--- START OF Excerpt ---

Special code for black and white

[Kempelen]

Now, look again the assembler output, no index.

HJ.

ajaja.....
I see the point now. The trick is the 'inline' keyword!

[bob]

I did this in the crafty version 22.0 and carefully compared to version 21.x (whatever was current at the time) to make sure the scores matched exactly. When I was done, version 22.0 was very slightly faster, most likely a result of a significantly reduced cache footprint which offset the slightly slower array accesses...

I am a little surprised. I thought the burden of indexing many variables with piece colour would cause a slowdown. But I would not argue with observation and try this sometime.

There actually are not "many variables". There are a few but the count is no more than a couple of dozen. Things like which square does a white/black sit on if it castles king-side, something like OO[2] = {G1, G8}; And the like... Squares or ranks were the only issue I had to deal with (rook on 7th for example, etc). Scores and such exist as just one value, where to compute the score for knights, I do this:

score += EvaluateKnights(white) - EvaluateKnights(black);

BTW you are not using "local data" correct? that would be a performance killer. You need to make this kind of data either global or static so that it is not constantly re-initialized each time that procedure is called...

So the compiler inserts initilisation code for local variables - is it possible to prevent this with some compiler switch rather than "static" at so many places?

--- END OF Excerpt ---
--- START OF Supplied information ---

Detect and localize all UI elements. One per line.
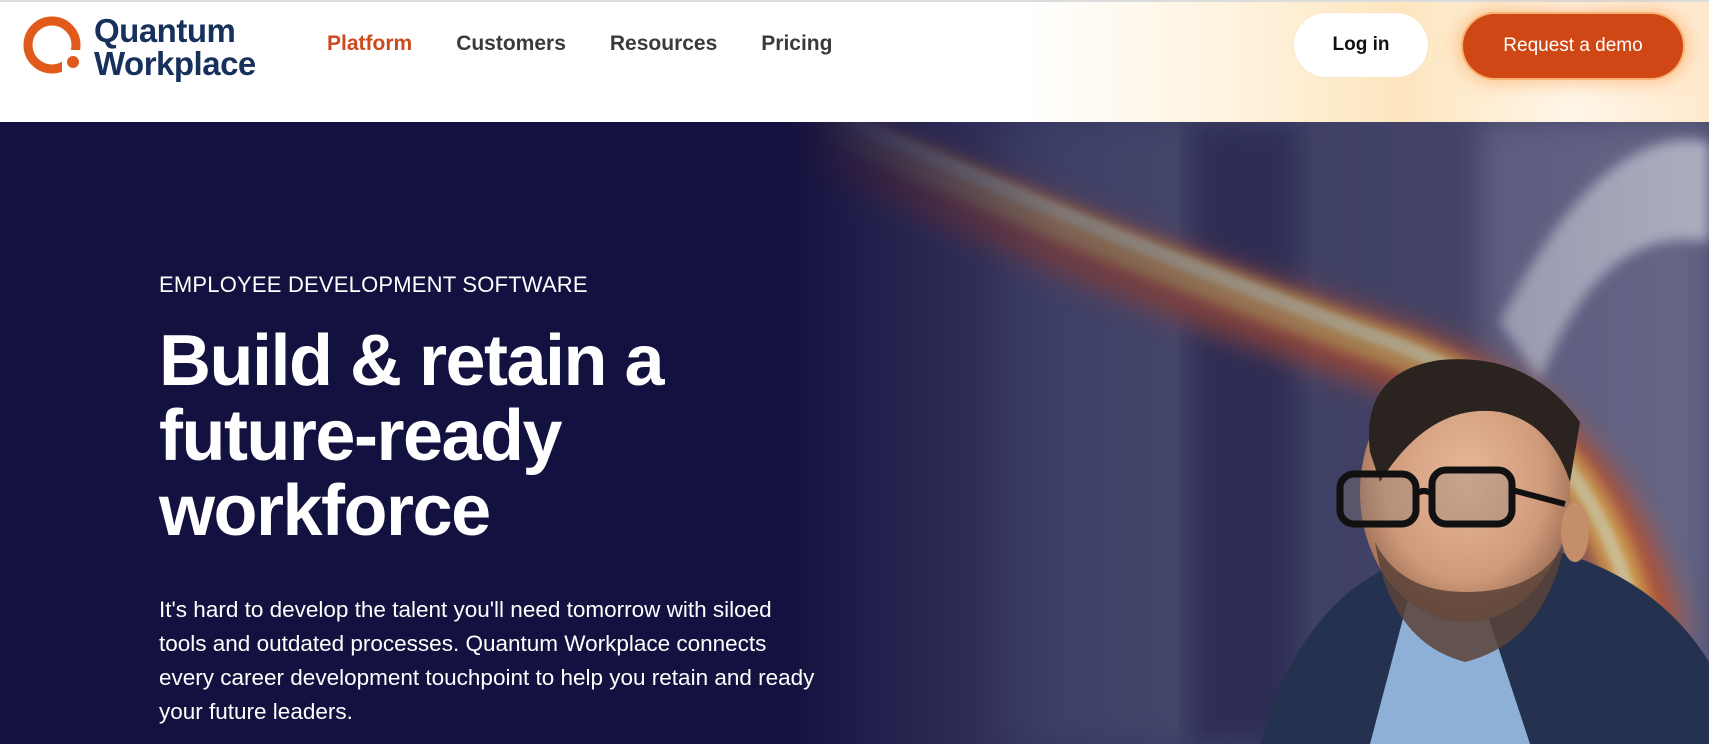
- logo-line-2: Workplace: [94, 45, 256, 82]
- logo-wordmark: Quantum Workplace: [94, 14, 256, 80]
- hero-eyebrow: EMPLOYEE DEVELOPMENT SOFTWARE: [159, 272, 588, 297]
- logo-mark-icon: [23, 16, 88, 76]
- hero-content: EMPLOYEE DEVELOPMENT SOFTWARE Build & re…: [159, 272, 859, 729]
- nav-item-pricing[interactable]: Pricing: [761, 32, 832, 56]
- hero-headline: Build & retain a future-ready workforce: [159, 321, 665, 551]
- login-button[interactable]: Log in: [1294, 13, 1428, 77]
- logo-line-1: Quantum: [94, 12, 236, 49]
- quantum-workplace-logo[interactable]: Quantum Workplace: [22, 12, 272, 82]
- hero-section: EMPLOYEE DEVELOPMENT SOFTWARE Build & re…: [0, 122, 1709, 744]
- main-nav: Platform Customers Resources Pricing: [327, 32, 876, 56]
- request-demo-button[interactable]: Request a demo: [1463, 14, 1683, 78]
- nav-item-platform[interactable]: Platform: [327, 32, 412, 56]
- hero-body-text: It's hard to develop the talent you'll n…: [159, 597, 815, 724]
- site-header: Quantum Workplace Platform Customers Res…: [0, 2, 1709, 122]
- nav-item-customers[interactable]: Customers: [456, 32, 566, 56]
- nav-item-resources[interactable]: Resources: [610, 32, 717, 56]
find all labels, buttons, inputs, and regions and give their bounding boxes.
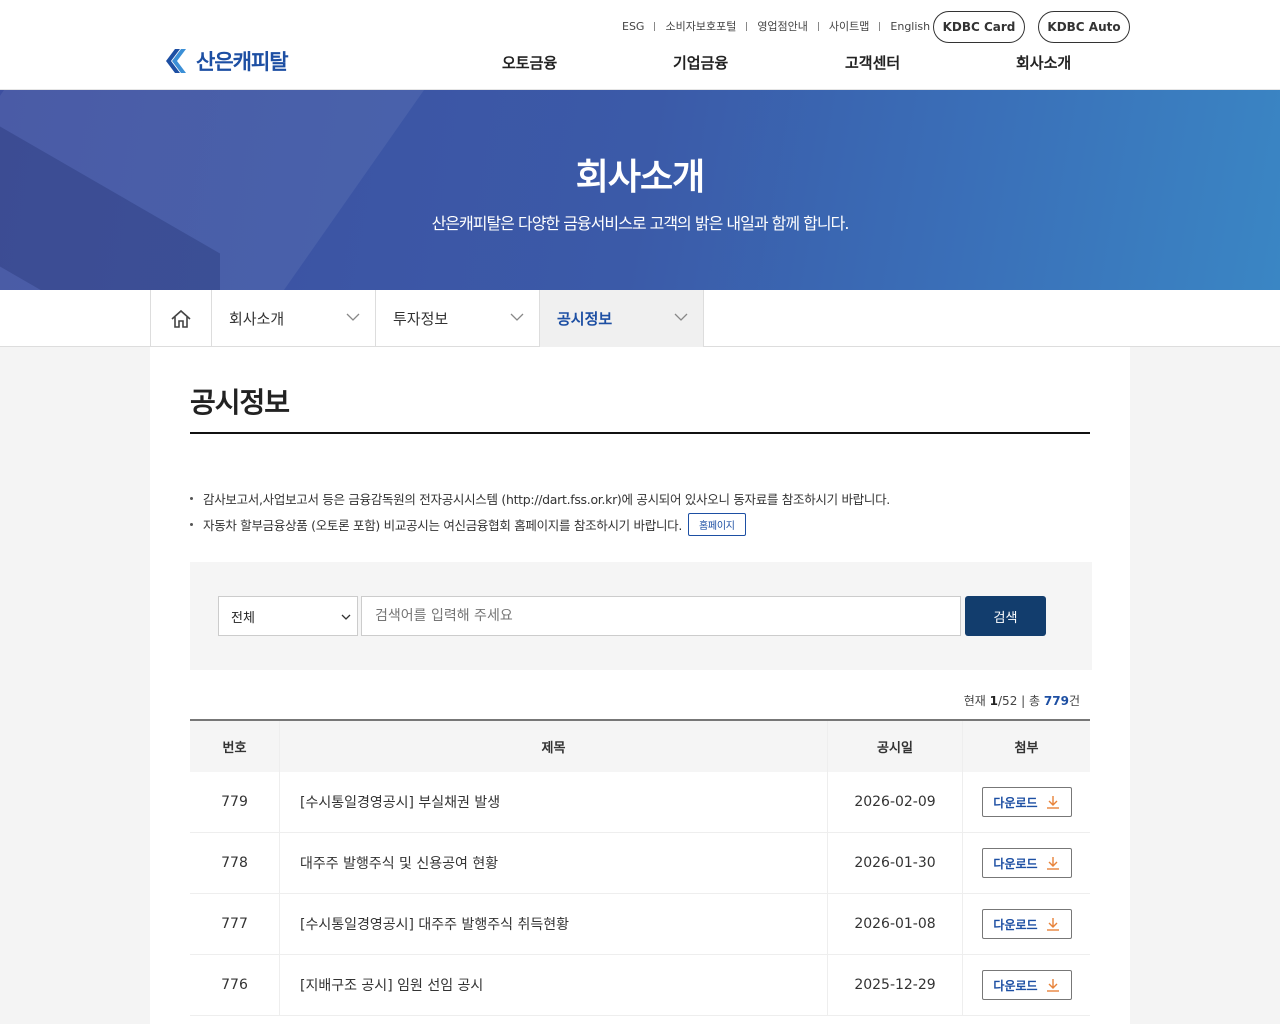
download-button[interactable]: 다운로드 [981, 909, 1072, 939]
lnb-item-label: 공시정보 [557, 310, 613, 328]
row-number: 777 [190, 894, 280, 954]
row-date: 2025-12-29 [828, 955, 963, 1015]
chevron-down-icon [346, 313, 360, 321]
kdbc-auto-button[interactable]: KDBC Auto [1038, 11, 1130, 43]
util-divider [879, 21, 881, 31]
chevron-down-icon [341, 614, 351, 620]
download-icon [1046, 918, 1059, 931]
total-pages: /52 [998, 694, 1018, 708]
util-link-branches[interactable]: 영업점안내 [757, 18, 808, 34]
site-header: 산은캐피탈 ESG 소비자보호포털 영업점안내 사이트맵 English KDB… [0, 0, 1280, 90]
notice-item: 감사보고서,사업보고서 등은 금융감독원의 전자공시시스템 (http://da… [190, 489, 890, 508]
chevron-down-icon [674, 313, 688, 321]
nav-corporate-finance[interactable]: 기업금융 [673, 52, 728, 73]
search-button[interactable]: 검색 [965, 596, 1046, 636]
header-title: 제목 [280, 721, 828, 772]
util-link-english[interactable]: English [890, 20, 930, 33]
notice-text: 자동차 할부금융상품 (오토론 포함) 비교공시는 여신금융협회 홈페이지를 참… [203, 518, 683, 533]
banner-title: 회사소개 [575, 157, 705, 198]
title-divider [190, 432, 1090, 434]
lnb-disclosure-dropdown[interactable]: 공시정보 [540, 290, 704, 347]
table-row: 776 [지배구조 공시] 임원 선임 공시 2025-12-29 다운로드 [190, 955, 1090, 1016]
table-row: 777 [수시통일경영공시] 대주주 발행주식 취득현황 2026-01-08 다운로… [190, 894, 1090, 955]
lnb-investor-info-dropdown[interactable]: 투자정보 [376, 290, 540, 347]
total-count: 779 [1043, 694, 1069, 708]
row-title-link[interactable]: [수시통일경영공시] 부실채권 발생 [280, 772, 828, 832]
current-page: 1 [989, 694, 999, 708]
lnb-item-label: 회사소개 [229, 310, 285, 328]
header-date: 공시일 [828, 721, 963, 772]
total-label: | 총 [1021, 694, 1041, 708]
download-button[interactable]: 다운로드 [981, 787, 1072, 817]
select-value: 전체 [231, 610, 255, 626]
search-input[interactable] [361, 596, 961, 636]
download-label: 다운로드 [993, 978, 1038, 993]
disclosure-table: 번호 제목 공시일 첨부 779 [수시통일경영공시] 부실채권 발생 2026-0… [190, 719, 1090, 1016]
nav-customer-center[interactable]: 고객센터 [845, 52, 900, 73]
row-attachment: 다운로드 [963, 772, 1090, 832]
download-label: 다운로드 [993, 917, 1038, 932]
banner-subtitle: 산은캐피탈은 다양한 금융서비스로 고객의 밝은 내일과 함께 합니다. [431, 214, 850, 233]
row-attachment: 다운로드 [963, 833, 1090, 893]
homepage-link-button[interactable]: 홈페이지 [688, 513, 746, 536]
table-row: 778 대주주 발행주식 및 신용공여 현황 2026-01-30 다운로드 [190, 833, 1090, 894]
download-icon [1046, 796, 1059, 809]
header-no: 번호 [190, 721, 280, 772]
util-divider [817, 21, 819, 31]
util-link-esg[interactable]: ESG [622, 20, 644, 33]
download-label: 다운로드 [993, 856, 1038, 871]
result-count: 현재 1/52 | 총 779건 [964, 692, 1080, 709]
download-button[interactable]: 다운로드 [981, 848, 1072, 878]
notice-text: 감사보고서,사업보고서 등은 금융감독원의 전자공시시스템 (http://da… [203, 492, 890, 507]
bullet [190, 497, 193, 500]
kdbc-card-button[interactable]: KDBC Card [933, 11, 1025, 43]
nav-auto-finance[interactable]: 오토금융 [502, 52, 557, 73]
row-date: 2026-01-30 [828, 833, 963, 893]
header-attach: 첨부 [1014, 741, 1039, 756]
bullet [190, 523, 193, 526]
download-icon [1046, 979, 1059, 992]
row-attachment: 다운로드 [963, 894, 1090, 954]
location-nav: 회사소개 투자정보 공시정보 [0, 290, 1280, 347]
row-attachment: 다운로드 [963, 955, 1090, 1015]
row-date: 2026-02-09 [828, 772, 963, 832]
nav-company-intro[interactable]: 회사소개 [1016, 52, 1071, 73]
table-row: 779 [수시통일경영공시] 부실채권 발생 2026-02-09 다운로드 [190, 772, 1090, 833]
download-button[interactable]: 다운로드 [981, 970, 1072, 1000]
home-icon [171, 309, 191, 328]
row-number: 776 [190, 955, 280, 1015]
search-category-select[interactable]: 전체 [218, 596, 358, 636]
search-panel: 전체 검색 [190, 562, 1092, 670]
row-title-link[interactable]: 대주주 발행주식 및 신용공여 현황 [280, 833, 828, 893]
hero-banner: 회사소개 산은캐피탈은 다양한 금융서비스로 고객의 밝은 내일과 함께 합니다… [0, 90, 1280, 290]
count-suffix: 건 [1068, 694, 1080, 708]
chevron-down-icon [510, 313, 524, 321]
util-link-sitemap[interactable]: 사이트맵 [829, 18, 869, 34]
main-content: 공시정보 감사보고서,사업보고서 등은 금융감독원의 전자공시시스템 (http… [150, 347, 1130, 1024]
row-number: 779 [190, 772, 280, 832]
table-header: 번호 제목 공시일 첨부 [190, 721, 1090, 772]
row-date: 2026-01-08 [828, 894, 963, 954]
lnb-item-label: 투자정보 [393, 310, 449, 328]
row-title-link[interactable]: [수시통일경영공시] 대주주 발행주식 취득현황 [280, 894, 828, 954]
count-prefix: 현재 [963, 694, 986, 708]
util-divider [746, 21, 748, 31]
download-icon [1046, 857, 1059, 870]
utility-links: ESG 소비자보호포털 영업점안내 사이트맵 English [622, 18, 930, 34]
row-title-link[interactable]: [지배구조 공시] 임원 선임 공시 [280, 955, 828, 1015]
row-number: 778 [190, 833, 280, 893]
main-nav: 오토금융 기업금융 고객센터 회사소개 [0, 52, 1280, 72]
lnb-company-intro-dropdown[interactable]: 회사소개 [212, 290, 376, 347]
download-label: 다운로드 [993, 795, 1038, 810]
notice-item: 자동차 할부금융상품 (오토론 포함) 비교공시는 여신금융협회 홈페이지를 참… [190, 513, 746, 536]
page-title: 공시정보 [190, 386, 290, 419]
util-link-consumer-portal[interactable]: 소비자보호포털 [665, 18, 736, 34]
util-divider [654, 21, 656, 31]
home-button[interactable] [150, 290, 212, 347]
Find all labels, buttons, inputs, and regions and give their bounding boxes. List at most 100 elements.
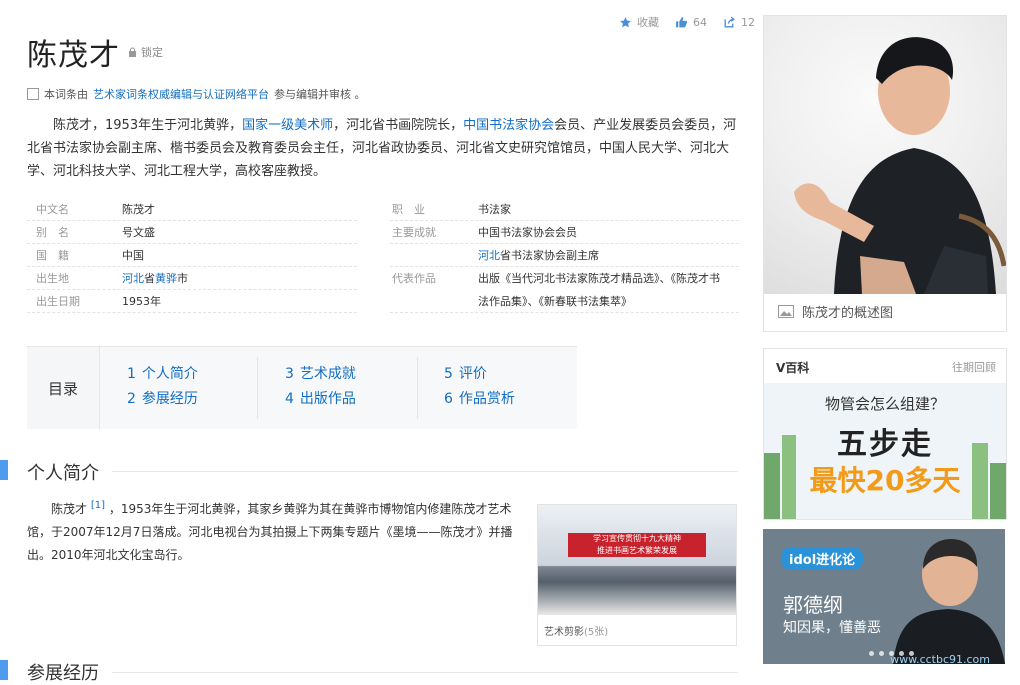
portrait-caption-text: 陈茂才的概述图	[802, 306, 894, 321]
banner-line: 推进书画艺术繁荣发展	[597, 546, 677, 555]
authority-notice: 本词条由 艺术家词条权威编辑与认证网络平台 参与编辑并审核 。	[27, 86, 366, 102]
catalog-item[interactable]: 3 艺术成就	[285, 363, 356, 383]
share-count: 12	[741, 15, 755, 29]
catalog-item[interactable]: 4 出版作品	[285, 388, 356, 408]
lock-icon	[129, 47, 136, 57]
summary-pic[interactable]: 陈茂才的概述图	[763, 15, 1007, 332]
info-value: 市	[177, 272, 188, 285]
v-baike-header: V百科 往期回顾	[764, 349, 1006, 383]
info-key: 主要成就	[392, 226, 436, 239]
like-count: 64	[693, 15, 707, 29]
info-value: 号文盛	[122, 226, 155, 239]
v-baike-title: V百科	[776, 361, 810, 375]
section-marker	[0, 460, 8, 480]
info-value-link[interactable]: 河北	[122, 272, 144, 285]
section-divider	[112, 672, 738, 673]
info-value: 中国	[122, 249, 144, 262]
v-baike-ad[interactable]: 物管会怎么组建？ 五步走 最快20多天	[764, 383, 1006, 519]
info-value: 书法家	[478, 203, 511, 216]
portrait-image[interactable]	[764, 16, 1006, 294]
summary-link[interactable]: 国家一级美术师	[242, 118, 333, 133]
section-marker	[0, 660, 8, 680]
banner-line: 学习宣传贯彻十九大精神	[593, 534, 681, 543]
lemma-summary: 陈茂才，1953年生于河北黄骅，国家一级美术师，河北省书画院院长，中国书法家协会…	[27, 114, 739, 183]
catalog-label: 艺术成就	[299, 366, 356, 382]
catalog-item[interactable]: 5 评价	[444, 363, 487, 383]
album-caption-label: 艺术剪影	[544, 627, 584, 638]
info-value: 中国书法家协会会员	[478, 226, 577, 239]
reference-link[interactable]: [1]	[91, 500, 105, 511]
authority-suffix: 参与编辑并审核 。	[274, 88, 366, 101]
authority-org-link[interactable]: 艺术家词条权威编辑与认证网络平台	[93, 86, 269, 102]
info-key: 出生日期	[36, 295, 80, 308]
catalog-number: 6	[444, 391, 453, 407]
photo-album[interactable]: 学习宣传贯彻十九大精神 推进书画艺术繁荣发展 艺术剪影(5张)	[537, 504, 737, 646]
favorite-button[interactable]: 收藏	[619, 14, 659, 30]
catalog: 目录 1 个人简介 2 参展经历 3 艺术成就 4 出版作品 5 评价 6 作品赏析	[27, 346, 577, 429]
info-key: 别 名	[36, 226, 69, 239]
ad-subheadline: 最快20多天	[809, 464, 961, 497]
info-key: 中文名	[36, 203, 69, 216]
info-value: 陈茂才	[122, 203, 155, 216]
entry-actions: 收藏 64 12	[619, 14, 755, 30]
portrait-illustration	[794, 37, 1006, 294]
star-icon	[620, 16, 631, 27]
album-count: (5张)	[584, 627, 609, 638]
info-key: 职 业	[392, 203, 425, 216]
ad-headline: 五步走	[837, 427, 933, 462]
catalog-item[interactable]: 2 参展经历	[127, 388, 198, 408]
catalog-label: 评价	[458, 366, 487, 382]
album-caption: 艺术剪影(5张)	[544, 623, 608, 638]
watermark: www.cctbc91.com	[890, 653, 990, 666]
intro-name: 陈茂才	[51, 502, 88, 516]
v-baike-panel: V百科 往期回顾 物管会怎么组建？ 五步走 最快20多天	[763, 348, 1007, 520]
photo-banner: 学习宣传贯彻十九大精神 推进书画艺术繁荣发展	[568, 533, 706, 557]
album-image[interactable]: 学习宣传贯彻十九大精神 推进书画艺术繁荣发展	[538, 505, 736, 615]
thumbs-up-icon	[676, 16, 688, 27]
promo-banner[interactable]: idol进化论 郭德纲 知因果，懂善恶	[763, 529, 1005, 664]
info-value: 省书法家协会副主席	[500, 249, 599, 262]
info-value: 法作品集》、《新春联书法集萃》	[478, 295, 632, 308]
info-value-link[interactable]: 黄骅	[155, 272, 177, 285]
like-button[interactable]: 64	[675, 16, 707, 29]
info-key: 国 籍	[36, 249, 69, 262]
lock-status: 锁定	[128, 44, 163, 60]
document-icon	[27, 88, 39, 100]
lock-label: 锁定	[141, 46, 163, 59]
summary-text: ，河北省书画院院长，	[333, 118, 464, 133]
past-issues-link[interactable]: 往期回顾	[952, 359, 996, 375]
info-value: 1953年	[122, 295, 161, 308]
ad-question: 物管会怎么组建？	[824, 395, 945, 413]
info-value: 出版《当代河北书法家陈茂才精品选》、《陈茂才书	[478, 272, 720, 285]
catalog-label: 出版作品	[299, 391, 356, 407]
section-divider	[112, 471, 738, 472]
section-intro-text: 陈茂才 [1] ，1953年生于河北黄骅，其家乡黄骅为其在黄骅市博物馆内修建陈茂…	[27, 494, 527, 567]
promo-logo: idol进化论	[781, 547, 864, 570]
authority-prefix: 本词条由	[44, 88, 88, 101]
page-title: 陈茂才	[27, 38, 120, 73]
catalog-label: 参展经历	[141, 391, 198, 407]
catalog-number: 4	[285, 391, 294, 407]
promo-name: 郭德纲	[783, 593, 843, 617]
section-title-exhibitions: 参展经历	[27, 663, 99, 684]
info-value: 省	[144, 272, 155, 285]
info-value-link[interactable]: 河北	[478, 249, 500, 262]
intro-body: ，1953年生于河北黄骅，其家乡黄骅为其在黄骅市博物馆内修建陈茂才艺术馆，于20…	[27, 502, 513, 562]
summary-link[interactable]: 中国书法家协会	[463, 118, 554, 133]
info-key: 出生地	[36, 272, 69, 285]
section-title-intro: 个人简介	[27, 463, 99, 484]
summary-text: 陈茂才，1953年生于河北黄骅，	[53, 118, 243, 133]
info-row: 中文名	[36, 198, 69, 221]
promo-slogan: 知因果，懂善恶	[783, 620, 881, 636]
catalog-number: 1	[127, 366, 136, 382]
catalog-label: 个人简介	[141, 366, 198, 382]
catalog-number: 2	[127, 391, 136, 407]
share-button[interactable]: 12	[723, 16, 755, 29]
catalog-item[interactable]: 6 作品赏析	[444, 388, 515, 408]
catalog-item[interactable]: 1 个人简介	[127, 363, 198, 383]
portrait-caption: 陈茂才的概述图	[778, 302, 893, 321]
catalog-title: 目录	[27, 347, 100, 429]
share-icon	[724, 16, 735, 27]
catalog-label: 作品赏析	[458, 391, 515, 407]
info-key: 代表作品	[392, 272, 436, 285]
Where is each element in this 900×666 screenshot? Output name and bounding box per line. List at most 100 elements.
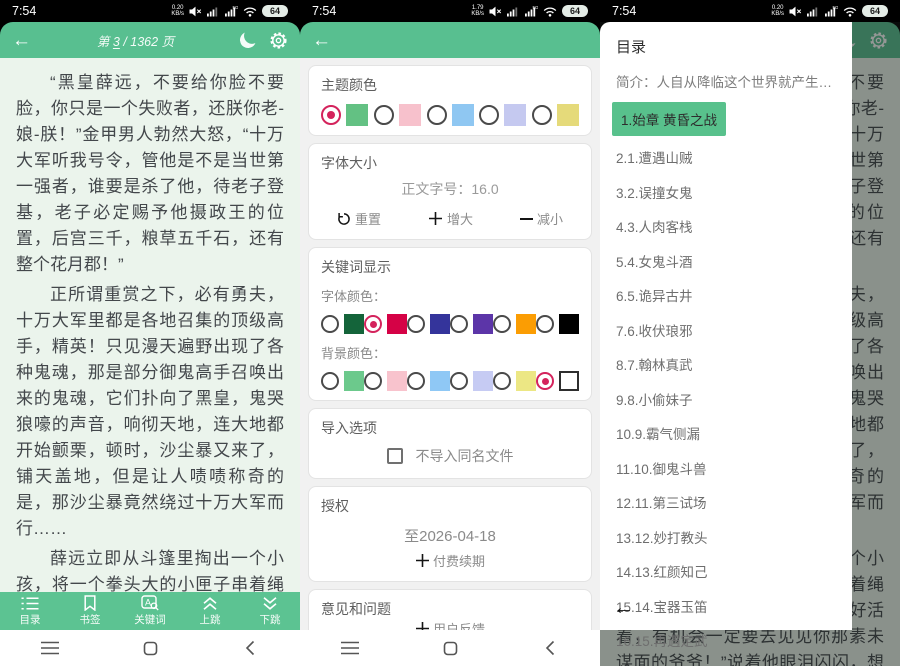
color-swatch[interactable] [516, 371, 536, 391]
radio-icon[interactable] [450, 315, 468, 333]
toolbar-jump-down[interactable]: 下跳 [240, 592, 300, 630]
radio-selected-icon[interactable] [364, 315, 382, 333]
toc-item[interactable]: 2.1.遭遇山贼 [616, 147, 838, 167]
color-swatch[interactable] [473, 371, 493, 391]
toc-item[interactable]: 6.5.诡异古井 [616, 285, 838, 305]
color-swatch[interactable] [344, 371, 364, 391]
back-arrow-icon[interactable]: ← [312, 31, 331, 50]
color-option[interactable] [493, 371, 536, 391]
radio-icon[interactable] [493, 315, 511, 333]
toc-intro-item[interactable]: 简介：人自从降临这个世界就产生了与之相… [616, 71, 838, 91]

--- END OF Supplied information ---

**Given request**
Check each statement against the thread on special code for black and white, answering yes or no and quoting the words of the thread that decide it.
1. The change described was made in crafty version 22.0.
2. After the change, version 22.0 ran slightly slower than version 21.x.
3. The variables indexed by color number no more than a couple of dozen.

**Answer below**
1. Yes: "I did this in the crafty version 22.0"
2. No: "version 22.0 was very slightly faster"
3. Yes: "the count is no more than a couple of dozen"